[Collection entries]

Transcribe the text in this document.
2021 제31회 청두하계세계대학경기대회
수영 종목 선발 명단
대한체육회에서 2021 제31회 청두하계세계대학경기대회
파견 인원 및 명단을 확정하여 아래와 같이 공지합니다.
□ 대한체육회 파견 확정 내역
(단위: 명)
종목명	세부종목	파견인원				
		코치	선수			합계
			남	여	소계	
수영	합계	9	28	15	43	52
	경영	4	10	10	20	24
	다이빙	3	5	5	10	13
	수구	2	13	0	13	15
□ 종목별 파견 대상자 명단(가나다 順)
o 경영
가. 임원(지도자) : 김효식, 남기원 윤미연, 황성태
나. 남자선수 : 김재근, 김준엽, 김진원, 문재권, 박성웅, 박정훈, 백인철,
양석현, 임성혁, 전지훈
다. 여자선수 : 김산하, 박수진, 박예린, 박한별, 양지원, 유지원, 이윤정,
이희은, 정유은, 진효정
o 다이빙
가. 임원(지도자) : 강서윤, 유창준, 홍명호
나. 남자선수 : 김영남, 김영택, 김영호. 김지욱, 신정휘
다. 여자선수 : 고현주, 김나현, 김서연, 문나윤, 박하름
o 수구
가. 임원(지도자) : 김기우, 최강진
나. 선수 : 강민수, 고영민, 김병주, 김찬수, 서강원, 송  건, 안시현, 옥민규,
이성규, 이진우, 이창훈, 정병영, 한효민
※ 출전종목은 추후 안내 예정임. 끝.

**STATED GOAL**
Extract each entry in full and write it down exactly.

**EXERCISE ANSWER**
Transcribe the text in this document.
2021 제31회 청두하계세계대학경기대회
수영 종목 선발 명단
대한체육회에서 2021 제31회 청두하계세계대학경기대회
파견 인원 및 명단을 확정하여 아래와 같이 공지합니다.
□ 대한체육회 파견 확정 내역
(단위: 명)
종목명	세부종목	파견인원				
		코치	선수			합계
			남	여	소계	
수영	합계	9	28	15	43	52
	경영	4	10	10	20	24
	다이빙	3	5	5	10	13
	수구	2	13	0	13	15
□ 종목별 파견 대상자 명단(가나다 順)
o 경영
가. 임원(지도자) : 김효식, 남기원 윤미연, 황성태
나. 남자선수 : 김재근, 김준엽, 김진원, 문재권, 박성웅, 박정훈, 백인철,
양석현, 임성혁, 전지훈
다. 여자선수 : 김산하, 박수진, 박예린, 박한별, 양지원, 유지원, 이윤정,
이희은, 정유은, 진효정
o 다이빙
가. 임원(지도자) : 강서윤, 유창준, 홍명호
나. 남자선수 : 김영남, 김영택, 김영호. 김지욱, 신정휘
다. 여자선수 : 고현주, 김나현, 김서연, 문나윤, 박하름
o 수구
가. 임원(지도자) : 김기우, 최강진
나. 선수 : 강민수, 고영민, 김병주, 김찬수, 서강원, 송  건, 안시현, 옥민규,
이성규, 이진우, 이창훈, 정병영, 한효민
※ 출전종목은 추후 안내 예정임. 끝.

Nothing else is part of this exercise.